## [A run of records]
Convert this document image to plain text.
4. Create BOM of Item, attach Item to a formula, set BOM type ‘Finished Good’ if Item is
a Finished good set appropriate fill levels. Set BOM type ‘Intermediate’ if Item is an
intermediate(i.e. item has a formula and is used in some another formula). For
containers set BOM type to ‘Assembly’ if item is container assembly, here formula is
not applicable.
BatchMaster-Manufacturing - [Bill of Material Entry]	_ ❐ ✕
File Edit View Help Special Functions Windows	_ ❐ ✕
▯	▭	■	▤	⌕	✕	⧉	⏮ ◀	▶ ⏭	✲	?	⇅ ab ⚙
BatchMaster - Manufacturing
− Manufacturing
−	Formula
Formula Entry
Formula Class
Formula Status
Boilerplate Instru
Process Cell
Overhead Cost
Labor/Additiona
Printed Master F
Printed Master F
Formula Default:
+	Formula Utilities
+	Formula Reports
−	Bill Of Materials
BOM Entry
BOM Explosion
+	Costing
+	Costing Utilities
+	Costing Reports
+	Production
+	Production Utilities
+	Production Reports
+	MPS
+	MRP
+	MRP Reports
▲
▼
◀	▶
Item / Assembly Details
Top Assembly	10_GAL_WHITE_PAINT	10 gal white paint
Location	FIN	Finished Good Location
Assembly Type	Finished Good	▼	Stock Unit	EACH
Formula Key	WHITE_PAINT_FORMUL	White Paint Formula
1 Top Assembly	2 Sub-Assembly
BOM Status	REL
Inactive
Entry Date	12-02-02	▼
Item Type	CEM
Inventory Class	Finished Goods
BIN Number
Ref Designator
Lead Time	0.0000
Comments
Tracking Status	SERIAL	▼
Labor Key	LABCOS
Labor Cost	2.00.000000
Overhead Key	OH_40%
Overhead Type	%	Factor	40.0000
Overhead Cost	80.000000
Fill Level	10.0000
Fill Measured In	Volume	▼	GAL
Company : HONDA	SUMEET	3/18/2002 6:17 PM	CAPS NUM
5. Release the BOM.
---
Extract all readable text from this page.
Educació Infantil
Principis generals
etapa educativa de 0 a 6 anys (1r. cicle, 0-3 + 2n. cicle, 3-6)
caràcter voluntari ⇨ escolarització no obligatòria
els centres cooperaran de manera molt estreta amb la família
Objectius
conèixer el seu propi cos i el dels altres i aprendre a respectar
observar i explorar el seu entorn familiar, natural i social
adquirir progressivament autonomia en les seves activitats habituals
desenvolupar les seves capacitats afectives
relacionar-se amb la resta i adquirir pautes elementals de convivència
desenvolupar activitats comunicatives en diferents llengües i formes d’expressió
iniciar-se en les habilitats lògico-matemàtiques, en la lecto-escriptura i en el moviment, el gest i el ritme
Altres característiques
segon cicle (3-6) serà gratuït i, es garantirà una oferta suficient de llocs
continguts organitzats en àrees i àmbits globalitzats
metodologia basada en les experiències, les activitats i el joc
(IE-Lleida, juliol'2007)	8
* * *
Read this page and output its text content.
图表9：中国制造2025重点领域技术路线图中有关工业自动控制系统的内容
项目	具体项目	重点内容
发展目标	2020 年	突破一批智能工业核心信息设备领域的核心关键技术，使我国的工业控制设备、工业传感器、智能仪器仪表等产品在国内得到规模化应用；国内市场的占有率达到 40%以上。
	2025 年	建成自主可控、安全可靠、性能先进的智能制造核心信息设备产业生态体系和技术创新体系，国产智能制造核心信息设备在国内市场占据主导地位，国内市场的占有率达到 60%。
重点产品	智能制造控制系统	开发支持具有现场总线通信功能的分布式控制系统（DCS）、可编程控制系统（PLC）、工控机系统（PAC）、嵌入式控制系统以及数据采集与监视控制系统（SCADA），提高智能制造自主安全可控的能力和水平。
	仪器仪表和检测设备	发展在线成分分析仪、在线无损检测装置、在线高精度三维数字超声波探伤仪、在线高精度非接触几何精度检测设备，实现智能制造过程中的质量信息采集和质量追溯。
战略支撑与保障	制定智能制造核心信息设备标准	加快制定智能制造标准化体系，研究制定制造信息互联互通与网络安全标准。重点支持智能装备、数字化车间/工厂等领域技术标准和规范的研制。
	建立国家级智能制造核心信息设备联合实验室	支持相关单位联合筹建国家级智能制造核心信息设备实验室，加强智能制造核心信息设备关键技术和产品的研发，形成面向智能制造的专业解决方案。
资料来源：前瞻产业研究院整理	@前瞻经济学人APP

## [What is expected]
Count each line where the string "seves" occurs, and write only the number.

## [Complete response]
2